>> BEGIN Source data

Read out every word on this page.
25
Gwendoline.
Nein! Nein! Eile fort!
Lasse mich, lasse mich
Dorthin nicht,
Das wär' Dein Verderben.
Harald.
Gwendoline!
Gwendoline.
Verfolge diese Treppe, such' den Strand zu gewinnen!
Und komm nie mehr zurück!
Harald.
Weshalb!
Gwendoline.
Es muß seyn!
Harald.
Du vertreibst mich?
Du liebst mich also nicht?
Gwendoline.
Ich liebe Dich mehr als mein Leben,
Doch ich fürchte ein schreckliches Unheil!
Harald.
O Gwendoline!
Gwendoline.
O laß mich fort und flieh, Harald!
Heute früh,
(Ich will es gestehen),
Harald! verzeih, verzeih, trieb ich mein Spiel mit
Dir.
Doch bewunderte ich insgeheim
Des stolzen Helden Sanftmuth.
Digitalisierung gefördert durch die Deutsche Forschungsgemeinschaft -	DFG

>> END Source data
>> BEGIN Source data

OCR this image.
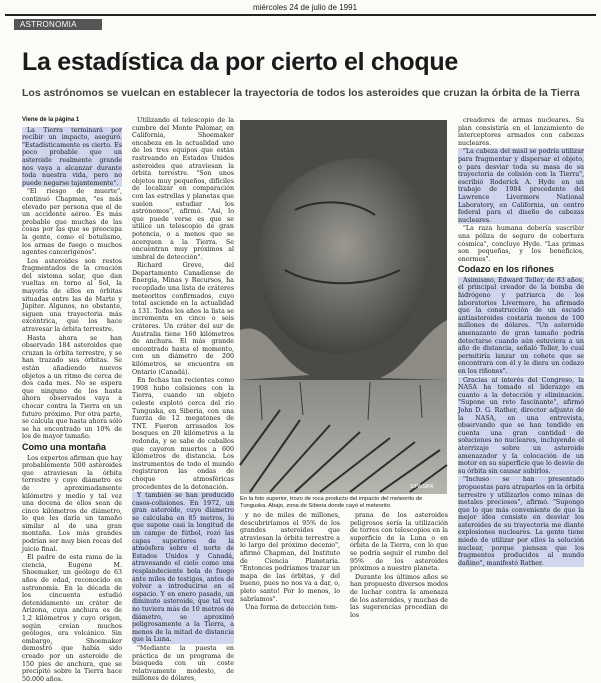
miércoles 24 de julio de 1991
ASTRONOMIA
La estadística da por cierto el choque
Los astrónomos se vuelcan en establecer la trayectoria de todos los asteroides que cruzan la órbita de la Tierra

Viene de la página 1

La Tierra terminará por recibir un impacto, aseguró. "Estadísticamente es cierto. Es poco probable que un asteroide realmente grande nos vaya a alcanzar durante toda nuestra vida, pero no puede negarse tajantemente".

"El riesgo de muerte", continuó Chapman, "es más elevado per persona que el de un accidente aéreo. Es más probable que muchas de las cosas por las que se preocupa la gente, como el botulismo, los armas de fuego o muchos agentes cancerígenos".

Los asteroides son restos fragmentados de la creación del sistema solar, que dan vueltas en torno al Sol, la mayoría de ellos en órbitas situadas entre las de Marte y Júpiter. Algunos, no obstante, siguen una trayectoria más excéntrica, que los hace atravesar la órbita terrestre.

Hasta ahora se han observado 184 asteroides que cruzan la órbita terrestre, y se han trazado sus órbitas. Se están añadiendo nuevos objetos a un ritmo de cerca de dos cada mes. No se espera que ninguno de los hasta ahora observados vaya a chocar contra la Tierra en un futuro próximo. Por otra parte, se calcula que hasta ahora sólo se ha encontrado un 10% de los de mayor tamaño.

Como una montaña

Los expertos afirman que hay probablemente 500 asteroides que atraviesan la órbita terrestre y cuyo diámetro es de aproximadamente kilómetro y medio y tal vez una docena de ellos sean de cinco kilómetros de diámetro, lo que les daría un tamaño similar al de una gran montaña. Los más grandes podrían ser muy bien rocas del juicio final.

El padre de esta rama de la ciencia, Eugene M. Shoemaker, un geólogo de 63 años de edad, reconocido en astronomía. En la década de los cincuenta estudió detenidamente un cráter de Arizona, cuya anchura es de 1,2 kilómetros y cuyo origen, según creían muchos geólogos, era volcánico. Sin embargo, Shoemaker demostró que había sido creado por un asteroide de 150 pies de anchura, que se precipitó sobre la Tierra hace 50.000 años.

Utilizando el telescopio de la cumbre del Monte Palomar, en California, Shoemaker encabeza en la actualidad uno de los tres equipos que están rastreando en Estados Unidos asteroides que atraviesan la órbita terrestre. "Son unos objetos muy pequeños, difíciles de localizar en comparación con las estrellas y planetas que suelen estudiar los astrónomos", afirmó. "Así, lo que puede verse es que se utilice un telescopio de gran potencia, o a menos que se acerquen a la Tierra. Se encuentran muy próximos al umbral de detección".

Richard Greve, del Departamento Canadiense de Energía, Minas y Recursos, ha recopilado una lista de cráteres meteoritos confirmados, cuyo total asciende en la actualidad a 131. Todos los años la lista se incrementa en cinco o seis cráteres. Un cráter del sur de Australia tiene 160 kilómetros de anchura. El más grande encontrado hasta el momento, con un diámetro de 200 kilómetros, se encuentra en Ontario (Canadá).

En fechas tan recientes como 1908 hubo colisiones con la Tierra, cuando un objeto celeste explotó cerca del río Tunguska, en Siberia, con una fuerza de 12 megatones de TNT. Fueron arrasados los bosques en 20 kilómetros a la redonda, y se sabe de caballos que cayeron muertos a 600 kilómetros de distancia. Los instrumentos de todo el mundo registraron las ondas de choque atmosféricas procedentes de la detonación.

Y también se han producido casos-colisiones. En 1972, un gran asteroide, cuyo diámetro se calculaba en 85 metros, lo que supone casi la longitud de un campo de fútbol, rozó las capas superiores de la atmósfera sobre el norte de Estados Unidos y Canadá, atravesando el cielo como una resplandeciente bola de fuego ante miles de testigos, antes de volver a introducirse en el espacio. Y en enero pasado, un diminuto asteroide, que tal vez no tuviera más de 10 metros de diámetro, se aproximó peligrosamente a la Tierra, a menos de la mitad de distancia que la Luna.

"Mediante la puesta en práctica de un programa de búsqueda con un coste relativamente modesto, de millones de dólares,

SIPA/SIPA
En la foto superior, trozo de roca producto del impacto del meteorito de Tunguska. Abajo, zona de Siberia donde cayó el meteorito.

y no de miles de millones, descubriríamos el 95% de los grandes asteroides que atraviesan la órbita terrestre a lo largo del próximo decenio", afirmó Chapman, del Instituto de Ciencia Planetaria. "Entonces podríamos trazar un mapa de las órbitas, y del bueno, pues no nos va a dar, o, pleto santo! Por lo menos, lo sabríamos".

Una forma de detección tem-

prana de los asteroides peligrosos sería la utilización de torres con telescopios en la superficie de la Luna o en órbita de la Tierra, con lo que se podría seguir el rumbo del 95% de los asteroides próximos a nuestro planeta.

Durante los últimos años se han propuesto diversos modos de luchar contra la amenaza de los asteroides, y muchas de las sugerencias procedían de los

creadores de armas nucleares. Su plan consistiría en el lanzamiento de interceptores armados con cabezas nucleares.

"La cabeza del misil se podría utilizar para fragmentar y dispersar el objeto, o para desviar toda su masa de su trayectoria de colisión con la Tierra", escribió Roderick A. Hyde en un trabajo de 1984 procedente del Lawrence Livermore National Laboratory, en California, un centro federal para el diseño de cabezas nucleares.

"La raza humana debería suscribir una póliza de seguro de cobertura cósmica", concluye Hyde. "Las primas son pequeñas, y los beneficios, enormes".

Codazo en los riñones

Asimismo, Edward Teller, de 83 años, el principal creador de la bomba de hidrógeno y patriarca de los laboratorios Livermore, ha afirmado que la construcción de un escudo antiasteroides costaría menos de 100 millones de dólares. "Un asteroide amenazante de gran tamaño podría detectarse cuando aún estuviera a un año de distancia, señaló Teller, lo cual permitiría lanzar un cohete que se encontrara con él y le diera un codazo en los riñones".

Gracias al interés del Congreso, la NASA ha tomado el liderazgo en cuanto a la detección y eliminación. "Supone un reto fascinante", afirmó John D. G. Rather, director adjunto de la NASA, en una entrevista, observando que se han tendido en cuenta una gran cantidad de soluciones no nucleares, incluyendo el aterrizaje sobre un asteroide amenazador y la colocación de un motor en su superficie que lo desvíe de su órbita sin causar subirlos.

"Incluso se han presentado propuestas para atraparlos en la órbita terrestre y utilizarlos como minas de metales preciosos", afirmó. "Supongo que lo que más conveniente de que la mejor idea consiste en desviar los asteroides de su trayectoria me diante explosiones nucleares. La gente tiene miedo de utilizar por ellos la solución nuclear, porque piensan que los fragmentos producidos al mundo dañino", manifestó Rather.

>> END Source data
>> BEGIN Source data

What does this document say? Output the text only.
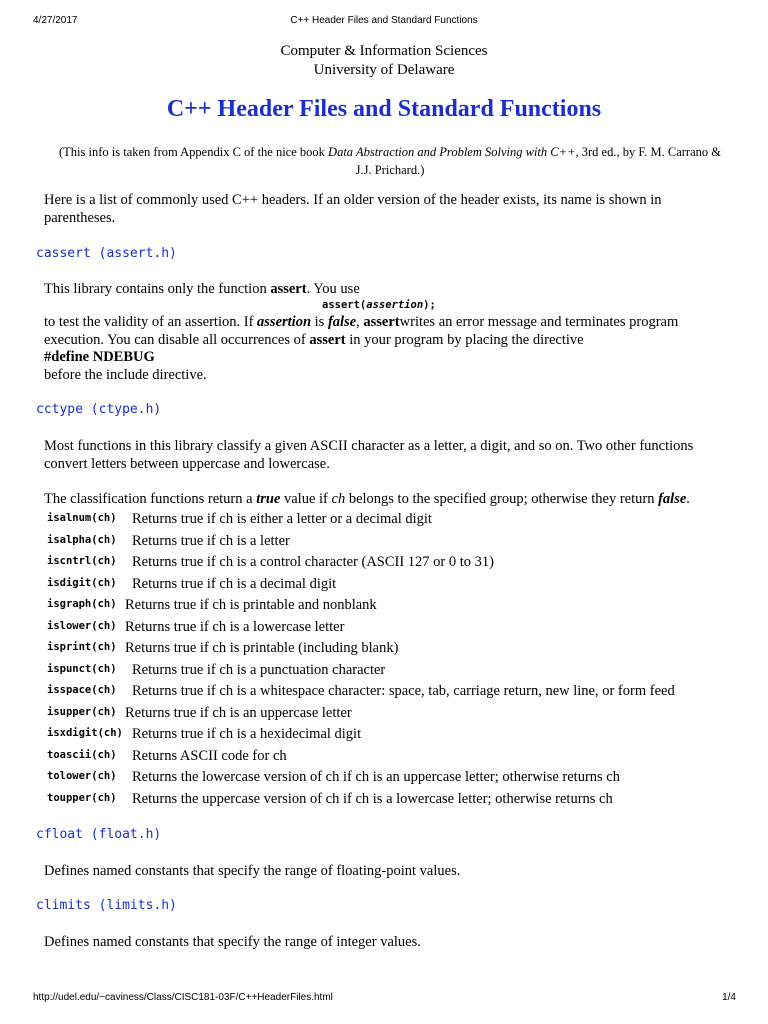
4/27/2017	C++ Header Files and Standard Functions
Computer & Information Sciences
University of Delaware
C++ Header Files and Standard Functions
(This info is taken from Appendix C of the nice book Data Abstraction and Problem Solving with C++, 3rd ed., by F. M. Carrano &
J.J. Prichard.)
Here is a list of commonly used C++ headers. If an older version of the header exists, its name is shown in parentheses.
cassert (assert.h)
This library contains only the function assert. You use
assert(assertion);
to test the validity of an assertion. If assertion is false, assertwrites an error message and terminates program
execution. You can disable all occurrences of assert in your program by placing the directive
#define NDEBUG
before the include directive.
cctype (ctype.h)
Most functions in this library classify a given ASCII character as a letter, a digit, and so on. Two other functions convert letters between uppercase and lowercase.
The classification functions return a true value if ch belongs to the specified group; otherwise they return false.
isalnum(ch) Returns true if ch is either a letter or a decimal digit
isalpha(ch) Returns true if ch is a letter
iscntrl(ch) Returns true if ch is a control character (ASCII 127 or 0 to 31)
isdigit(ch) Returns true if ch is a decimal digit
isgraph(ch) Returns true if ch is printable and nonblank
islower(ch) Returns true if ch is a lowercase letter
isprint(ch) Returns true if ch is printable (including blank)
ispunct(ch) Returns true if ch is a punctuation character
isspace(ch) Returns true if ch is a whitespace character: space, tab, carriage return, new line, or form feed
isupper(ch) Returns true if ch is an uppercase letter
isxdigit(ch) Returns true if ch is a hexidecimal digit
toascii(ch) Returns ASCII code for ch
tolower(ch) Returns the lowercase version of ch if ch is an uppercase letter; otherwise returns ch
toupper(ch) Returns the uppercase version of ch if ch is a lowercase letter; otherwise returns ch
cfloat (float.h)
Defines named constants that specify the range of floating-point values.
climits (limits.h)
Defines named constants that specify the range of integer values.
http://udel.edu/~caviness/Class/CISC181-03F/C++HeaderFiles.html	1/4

>> END Source data

Copy each line of the data above that holds "vaya".

La Tierra terminará por recibir un impacto, aseguró. "Estadísticamente es cierto. Es poco probable que un asteroide realmente grande nos vaya a alcanzar durante toda nuestra vida, pero no puede negarse tajantemente".
Hasta ahora se han observado 184 asteroides que cruzan la órbita terrestre, y se han trazado sus órbitas. Se están añadiendo nuevos objetos a un ritmo de cerca de dos cada mes. No se espera que ninguno de los hasta ahora observados vaya a chocar contra la Tierra en un futuro próximo. Por otra parte, se calcula que hasta ahora sólo se ha encontrado un 10% de los de mayor tamaño.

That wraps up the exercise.